Job ::
Where a line of the listing below includes the word "icon", reproduce that line.

Stored data ::
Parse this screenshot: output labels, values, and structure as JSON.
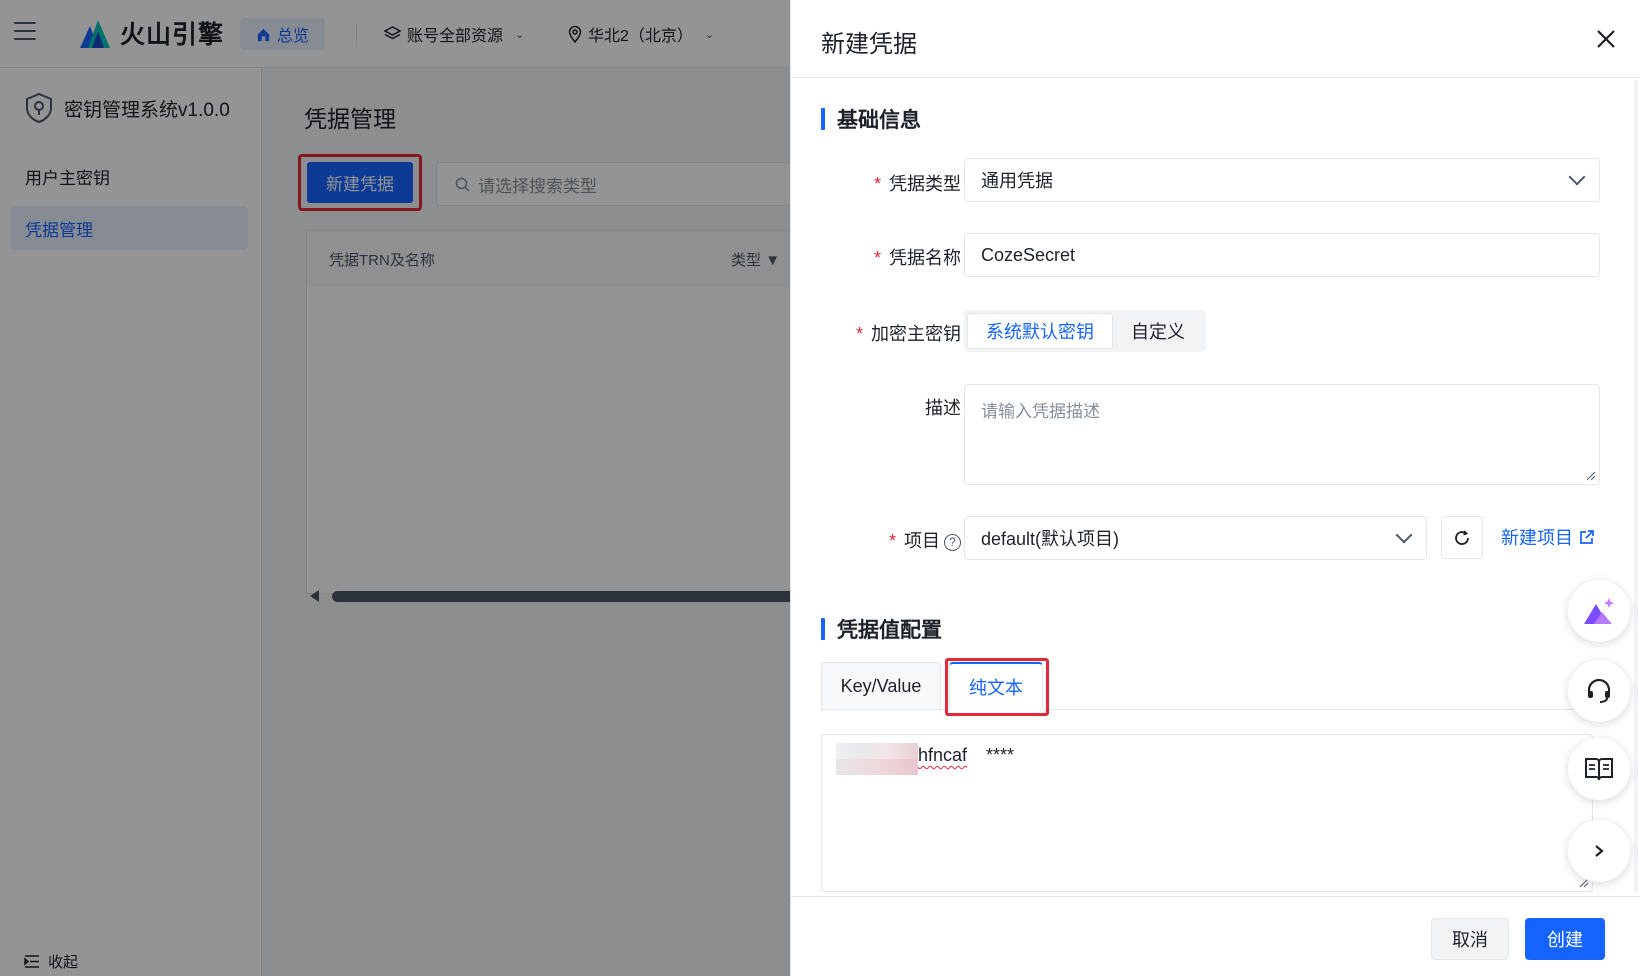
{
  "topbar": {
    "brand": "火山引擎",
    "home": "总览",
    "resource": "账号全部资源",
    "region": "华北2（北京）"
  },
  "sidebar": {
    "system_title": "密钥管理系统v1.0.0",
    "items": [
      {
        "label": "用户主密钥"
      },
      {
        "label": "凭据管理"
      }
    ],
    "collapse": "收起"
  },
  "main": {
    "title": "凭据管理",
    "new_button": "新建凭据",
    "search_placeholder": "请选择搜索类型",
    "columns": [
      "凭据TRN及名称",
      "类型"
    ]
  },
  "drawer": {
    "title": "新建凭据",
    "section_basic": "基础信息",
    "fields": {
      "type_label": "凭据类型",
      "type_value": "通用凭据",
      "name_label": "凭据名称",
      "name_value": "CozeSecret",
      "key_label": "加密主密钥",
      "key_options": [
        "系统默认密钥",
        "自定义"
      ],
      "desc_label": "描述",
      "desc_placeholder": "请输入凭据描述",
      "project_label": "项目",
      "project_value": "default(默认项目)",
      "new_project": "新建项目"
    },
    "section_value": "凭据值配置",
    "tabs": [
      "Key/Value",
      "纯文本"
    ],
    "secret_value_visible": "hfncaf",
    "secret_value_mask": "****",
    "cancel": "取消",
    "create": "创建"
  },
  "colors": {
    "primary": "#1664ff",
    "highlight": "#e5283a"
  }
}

* * *

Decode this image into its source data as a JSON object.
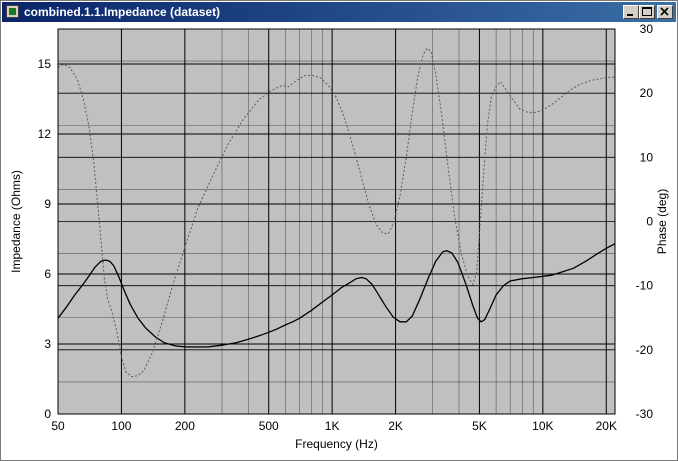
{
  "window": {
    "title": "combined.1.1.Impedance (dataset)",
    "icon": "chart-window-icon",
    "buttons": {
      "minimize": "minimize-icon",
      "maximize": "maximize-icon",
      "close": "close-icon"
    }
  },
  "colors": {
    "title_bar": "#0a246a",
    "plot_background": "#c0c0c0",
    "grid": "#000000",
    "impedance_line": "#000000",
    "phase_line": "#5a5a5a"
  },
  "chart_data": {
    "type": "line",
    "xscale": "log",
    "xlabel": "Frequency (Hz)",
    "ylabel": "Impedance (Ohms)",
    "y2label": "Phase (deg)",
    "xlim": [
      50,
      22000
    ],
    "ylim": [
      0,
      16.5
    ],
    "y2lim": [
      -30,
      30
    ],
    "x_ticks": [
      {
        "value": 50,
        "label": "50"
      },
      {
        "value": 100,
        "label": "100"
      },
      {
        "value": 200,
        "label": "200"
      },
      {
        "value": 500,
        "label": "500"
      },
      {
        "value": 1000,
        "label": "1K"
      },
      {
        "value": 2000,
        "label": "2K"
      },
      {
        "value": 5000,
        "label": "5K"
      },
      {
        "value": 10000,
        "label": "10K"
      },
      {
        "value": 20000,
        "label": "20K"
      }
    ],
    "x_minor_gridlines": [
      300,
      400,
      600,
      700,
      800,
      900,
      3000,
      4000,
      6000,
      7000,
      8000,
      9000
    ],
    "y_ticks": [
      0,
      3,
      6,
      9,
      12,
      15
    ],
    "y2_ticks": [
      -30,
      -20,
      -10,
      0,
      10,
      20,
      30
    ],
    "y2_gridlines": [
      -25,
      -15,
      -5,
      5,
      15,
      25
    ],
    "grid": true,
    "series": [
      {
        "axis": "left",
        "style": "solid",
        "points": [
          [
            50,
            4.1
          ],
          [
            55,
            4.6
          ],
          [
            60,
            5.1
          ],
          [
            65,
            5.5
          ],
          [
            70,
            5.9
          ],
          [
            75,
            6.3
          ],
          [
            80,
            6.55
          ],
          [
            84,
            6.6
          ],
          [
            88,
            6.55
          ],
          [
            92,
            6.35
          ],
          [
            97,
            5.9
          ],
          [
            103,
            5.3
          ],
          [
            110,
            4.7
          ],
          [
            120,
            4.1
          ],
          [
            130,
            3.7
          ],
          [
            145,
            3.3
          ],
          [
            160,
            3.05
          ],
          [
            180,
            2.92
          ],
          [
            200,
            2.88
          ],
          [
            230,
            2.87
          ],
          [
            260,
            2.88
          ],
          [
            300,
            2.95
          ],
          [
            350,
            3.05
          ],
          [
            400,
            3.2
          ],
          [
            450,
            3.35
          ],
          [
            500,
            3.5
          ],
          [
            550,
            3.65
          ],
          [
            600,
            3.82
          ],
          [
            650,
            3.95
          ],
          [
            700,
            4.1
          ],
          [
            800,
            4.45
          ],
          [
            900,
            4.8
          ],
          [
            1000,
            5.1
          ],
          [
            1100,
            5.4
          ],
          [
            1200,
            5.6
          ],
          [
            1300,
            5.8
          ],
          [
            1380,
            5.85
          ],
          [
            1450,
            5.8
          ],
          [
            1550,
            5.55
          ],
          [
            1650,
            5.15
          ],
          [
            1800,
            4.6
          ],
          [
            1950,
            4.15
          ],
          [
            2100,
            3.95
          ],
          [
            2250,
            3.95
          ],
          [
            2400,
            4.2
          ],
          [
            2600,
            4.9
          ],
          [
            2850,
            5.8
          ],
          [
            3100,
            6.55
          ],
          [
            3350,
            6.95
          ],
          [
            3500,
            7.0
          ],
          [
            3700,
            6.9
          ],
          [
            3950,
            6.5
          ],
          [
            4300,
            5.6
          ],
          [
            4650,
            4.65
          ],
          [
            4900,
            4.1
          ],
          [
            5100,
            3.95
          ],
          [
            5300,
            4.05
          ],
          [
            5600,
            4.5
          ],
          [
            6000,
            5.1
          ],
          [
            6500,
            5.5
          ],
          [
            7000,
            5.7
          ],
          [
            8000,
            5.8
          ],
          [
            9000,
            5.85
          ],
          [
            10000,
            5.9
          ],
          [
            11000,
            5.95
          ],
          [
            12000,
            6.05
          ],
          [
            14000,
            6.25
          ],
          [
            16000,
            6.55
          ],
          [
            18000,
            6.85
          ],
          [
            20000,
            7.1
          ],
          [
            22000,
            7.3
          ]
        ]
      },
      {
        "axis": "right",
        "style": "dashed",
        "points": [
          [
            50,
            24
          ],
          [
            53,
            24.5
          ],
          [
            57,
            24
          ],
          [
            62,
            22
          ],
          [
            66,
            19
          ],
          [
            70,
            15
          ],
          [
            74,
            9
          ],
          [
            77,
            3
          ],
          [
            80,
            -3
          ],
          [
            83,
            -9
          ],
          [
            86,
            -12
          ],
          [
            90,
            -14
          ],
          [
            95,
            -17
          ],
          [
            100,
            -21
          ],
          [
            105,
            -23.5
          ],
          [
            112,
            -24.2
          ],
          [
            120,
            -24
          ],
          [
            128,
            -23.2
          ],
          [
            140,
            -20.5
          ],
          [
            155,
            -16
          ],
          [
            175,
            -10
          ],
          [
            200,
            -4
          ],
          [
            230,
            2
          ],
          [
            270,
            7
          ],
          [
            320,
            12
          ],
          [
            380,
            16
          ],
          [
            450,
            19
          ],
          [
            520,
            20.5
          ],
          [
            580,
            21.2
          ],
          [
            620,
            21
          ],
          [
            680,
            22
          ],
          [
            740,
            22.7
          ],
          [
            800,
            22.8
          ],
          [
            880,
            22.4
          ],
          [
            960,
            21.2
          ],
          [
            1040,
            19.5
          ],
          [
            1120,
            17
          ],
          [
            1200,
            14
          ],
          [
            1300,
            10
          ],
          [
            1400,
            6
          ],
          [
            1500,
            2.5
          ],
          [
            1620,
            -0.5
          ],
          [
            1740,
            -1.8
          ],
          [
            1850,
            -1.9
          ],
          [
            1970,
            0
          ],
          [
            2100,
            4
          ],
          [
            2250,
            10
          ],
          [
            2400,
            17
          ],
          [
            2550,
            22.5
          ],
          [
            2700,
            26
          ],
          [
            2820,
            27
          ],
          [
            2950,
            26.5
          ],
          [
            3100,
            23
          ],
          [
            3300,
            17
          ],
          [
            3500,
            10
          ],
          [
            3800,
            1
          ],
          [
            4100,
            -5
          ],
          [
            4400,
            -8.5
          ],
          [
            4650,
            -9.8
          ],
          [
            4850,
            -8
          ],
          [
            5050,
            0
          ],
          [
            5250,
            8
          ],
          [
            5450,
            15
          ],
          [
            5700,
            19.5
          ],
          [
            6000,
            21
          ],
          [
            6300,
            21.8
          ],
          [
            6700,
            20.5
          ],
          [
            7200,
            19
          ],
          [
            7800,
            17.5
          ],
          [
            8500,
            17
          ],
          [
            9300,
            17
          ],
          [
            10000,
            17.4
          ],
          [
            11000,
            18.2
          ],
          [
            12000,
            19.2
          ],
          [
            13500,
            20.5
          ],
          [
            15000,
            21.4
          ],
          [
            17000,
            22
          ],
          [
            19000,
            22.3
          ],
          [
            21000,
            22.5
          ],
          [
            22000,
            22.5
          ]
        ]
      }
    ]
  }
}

Final result ::
    "icon": "chart-window-icon",
      "minimize": "minimize-icon",
      "maximize": "maximize-icon",
      "close": "close-icon"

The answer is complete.